Your objective
Without including any images, reproduce each entry exactly.

Records shown
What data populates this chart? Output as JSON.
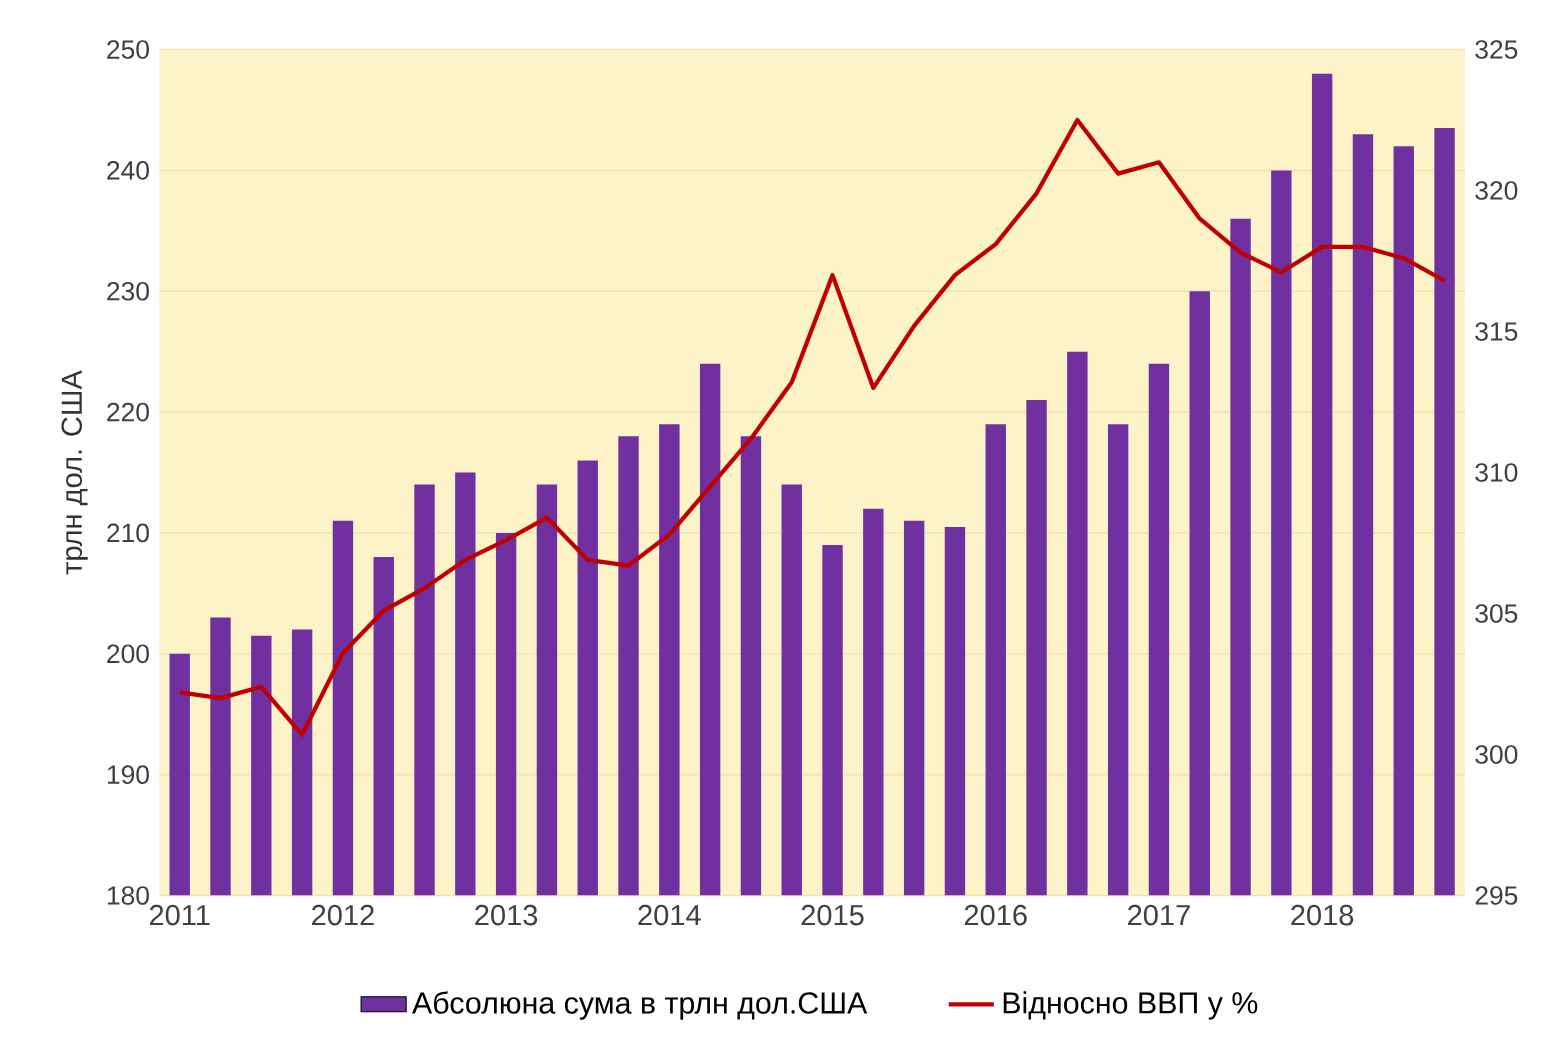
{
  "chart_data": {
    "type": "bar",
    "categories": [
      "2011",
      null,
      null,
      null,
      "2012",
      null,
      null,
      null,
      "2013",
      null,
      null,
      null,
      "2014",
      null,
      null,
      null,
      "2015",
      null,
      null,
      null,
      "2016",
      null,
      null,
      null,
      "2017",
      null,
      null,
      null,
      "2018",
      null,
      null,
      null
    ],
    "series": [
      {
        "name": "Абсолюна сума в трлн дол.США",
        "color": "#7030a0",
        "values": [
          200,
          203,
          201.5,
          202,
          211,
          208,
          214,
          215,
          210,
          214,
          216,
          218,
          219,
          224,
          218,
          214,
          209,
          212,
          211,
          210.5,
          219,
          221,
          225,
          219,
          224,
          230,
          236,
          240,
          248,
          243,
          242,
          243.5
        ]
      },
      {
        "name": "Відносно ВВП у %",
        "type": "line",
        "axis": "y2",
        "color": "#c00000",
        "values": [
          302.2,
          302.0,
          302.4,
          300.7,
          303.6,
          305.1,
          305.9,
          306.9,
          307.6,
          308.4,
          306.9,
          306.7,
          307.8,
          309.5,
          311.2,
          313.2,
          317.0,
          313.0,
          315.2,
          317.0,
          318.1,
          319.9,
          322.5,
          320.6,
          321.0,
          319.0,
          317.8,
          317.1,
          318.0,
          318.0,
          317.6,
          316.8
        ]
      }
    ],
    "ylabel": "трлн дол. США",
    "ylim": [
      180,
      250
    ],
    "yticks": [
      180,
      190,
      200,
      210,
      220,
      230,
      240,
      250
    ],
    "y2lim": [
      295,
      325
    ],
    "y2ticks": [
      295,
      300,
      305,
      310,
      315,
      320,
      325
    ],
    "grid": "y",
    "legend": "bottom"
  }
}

Solved exercise
What data populates this chart? Output as JSON.
{
  "chart_data": {
    "type": "bar",
    "categories": [
      "2011",
      null,
      null,
      null,
      "2012",
      null,
      null,
      null,
      "2013",
      null,
      null,
      null,
      "2014",
      null,
      null,
      null,
      "2015",
      null,
      null,
      null,
      "2016",
      null,
      null,
      null,
      "2017",
      null,
      null,
      null,
      "2018",
      null,
      null,
      null
    ],
    "series": [
      {
        "name": "Абсолюна сума в трлн дол.США",
        "color": "#7030a0",
        "values": [
          200,
          203,
          201.5,
          202,
          211,
          208,
          214,
          215,
          210,
          214,
          216,
          218,
          219,
          224,
          218,
          214,
          209,
          212,
          211,
          210.5,
          219,
          221,
          225,
          219,
          224,
          230,
          236,
          240,
          248,
          243,
          242,
          243.5
        ]
      },
      {
        "name": "Відносно ВВП у %",
        "type": "line",
        "axis": "y2",
        "color": "#c00000",
        "values": [
          302.2,
          302.0,
          302.4,
          300.7,
          303.6,
          305.1,
          305.9,
          306.9,
          307.6,
          308.4,
          306.9,
          306.7,
          307.8,
          309.5,
          311.2,
          313.2,
          317.0,
          313.0,
          315.2,
          317.0,
          318.1,
          319.9,
          322.5,
          320.6,
          321.0,
          319.0,
          317.8,
          317.1,
          318.0,
          318.0,
          317.6,
          316.8
        ]
      }
    ],
    "ylabel": "трлн дол. США",
    "ylim": [
      180,
      250
    ],
    "yticks": [
      180,
      190,
      200,
      210,
      220,
      230,
      240,
      250
    ],
    "y2lim": [
      295,
      325
    ],
    "y2ticks": [
      295,
      300,
      305,
      310,
      315,
      320,
      325
    ],
    "grid": "y",
    "legend": "bottom"
  }
}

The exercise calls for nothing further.